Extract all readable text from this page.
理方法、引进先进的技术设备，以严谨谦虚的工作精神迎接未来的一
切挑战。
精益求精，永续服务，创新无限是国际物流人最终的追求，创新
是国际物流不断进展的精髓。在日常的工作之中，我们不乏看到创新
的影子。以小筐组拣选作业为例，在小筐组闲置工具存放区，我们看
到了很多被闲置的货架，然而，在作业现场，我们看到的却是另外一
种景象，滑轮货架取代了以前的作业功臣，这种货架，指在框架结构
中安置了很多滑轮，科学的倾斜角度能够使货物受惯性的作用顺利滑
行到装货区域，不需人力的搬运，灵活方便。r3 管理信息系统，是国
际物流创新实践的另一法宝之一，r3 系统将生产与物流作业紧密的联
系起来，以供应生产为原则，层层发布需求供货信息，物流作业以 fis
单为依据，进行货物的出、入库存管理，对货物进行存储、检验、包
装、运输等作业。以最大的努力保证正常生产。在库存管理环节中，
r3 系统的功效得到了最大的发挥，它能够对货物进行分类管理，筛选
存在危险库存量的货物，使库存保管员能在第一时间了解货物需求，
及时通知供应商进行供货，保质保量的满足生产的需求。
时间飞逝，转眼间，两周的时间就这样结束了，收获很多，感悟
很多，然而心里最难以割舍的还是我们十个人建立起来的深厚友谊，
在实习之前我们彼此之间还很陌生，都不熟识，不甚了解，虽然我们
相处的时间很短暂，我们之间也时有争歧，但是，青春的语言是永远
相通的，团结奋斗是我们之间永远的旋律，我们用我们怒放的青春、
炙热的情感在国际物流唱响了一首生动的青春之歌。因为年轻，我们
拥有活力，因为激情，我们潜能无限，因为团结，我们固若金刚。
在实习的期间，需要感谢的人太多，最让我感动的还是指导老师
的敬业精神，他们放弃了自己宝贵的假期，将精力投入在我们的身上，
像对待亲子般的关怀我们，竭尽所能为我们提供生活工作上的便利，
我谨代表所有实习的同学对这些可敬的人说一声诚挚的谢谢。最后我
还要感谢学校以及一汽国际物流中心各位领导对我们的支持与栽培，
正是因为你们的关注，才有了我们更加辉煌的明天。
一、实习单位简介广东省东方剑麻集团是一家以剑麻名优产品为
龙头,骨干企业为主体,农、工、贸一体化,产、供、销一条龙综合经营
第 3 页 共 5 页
§
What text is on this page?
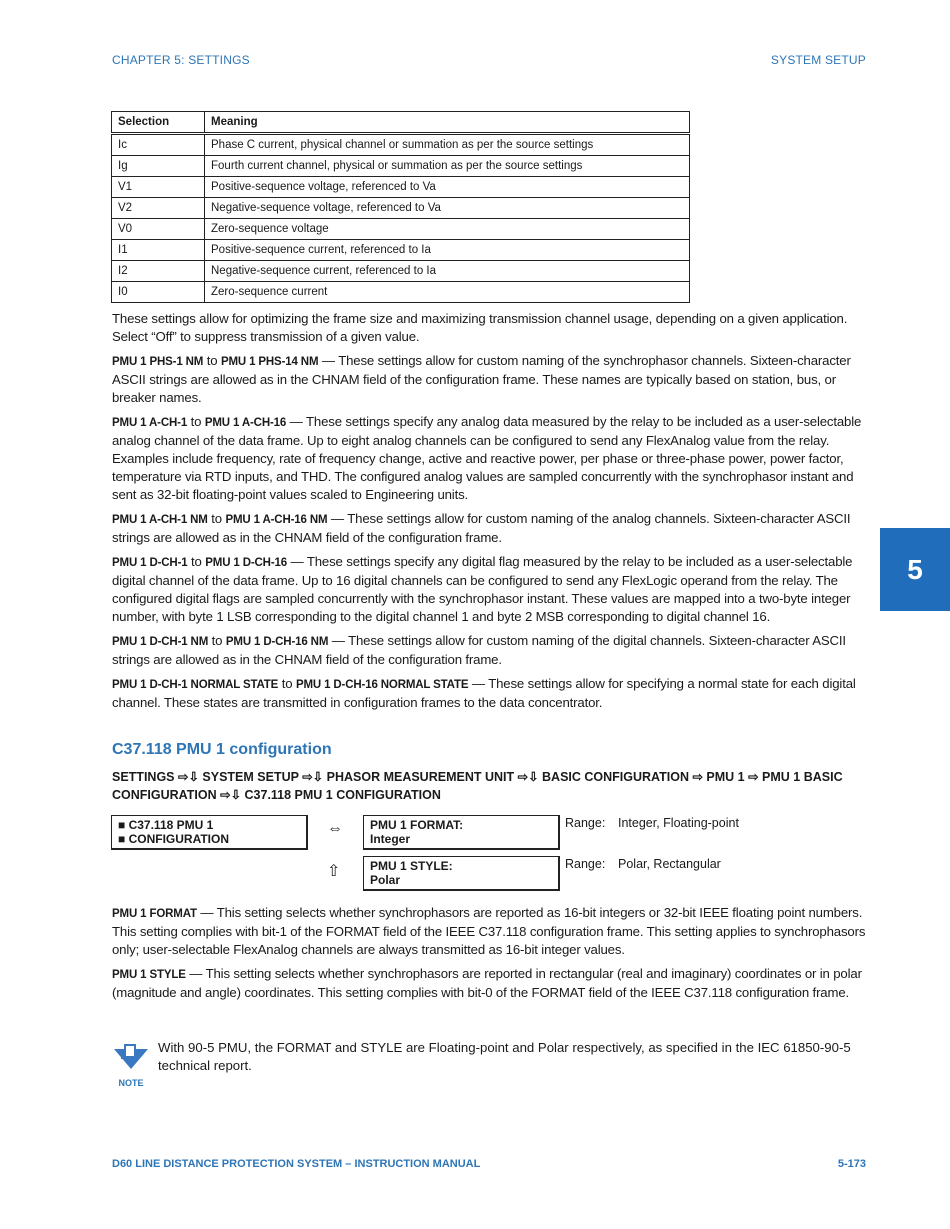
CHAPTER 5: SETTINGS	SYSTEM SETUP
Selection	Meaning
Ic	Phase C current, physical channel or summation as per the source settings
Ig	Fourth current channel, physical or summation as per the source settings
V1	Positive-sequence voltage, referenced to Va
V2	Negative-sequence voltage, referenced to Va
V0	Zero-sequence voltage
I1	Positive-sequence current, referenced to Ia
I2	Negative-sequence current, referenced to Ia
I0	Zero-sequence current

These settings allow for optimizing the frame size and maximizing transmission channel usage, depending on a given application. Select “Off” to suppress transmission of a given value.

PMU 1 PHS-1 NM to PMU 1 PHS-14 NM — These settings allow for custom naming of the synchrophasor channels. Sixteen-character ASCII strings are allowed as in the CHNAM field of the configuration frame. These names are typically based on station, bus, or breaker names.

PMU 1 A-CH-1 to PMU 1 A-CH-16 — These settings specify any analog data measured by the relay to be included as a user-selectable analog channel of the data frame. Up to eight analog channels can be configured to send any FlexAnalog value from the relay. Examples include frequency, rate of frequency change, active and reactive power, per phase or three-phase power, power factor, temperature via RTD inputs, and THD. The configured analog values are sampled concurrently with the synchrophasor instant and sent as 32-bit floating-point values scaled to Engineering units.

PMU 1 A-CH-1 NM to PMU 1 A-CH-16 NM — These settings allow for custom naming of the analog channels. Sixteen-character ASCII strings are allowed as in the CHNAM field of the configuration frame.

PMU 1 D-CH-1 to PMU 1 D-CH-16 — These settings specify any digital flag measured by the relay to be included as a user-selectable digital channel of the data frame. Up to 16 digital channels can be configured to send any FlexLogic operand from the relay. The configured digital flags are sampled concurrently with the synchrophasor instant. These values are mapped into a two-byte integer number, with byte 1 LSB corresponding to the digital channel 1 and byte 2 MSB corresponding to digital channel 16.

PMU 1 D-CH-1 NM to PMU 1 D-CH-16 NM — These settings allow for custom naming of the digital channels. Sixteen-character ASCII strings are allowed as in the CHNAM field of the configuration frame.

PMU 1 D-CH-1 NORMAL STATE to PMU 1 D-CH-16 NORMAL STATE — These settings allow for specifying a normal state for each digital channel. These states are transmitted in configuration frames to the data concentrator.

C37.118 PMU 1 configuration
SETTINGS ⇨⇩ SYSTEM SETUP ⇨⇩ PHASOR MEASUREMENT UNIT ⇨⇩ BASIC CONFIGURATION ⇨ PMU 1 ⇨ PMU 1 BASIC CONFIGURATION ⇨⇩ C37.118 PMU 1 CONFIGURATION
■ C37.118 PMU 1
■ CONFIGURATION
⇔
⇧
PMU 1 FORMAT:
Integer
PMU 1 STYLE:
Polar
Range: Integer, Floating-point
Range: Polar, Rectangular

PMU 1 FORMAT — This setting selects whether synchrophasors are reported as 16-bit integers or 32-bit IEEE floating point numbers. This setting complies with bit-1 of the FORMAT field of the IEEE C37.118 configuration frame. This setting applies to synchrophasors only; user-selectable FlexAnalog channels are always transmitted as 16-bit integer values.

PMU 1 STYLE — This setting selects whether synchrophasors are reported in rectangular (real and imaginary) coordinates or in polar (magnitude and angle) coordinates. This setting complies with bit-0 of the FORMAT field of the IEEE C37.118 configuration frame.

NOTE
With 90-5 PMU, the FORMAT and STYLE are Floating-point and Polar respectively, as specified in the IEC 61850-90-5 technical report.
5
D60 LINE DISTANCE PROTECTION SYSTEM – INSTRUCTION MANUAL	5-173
§
Stated task: Gather every line from the entries above where the word "text" appears, and copy them.

Exercise result:
Extract all readable text from this page.
What text is on this page?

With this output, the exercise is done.